Short exercise:
Locate every line that holds the string "recipientul" and copy it.

Exercise input:
************
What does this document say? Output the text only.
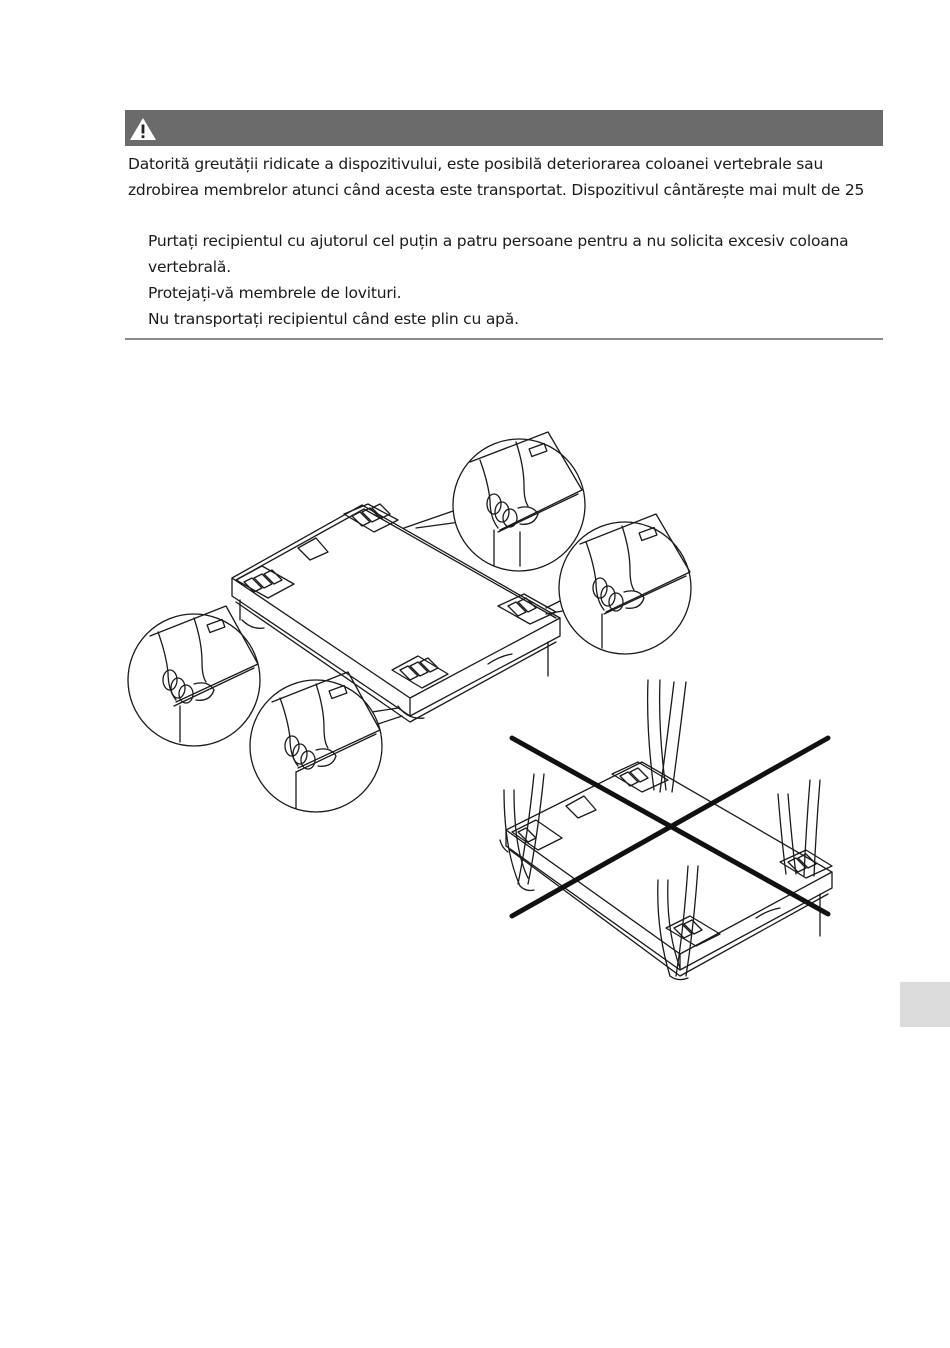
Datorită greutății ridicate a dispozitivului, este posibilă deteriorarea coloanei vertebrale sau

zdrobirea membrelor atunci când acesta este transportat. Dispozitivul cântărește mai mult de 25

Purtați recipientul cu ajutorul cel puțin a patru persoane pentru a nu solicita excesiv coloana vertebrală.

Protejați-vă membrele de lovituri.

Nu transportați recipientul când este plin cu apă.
************
Exercise answer:
Purtați recipientul cu ajutorul cel puțin a patru persoane pentru a nu solicita excesiv coloana vertebrală.
Nu transportați recipientul când este plin cu apă.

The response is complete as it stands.